Here are records with pictures in them. Copy all of them exactly and leave the pictures out.

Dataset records
————————

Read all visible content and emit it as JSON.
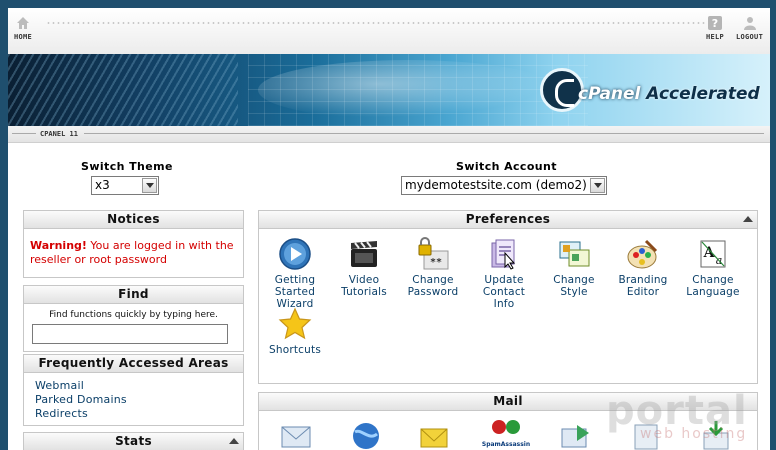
{
  "topbar": {
    "home_label": "HOME",
    "help_label": "HELP",
    "logout_label": "LOGOUT"
  },
  "banner": {
    "logo_prefix": "cPanel",
    "logo_suffix": " Accelerated"
  },
  "version": "CPANEL 11",
  "switch_theme": {
    "label": "Switch Theme",
    "value": "x3"
  },
  "switch_account": {
    "label": "Switch Account",
    "value": "mydemotestsite.com (demo2)"
  },
  "notices": {
    "title": "Notices",
    "warning_prefix": "Warning!",
    "warning_text": " You are logged in with the reseller or root password"
  },
  "find": {
    "title": "Find",
    "hint": "Find functions quickly by typing here.",
    "input_value": ""
  },
  "frequent": {
    "title": "Frequently Accessed Areas",
    "links": [
      "Webmail",
      "Parked Domains",
      "Redirects"
    ]
  },
  "stats": {
    "title": "Stats"
  },
  "preferences": {
    "title": "Preferences",
    "items": [
      {
        "label": "Getting Started Wizard",
        "icon": "getting-started-icon"
      },
      {
        "label": "Video Tutorials",
        "icon": "video-tutorials-icon"
      },
      {
        "label": "Change Password",
        "icon": "change-password-icon"
      },
      {
        "label": "Update Contact Info",
        "icon": "contact-info-icon"
      },
      {
        "label": "Change Style",
        "icon": "change-style-icon"
      },
      {
        "label": "Branding Editor",
        "icon": "branding-editor-icon"
      },
      {
        "label": "Change Language",
        "icon": "change-language-icon"
      },
      {
        "label": "Shortcuts",
        "icon": "shortcuts-icon"
      }
    ]
  },
  "mail": {
    "title": "Mail",
    "spam_label": "SpamAssassin"
  },
  "watermark": {
    "main": "portal",
    "sub": "web hosting"
  }
}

————————

_WRITTEN ANSWER_
Read all visible content and emit it as JSON.
{
  "topbar": {
    "home_label": "HOME",
    "help_label": "HELP",
    "logout_label": "LOGOUT"
  },
  "banner": {
    "logo_prefix": "cPanel",
    "logo_suffix": " Accelerated"
  },
  "version": "CPANEL 11",
  "switch_theme": {
    "label": "Switch Theme",
    "value": "x3"
  },
  "switch_account": {
    "label": "Switch Account",
    "value": "mydemotestsite.com (demo2)"
  },
  "notices": {
    "title": "Notices",
    "warning_prefix": "Warning!",
    "warning_text": " You are logged in with the reseller or root password"
  },
  "find": {
    "title": "Find",
    "hint": "Find functions quickly by typing here.",
    "input_value": ""
  },
  "frequent": {
    "title": "Frequently Accessed Areas",
    "links": [
      "Webmail",
      "Parked Domains",
      "Redirects"
    ]
  },
  "stats": {
    "title": "Stats"
  },
  "preferences": {
    "title": "Preferences",
    "items": [
      {
        "label": "Getting Started Wizard",
        "icon": "getting-started-icon"
      },
      {
        "label": "Video Tutorials",
        "icon": "video-tutorials-icon"
      },
      {
        "label": "Change Password",
        "icon": "change-password-icon"
      },
      {
        "label": "Update Contact Info",
        "icon": "contact-info-icon"
      },
      {
        "label": "Change Style",
        "icon": "change-style-icon"
      },
      {
        "label": "Branding Editor",
        "icon": "branding-editor-icon"
      },
      {
        "label": "Change Language",
        "icon": "change-language-icon"
      },
      {
        "label": "Shortcuts",
        "icon": "shortcuts-icon"
      }
    ]
  },
  "mail": {
    "title": "Mail",
    "spam_label": "SpamAssassin"
  },
  "watermark": {
    "main": "portal",
    "sub": "web hosting"
  }
}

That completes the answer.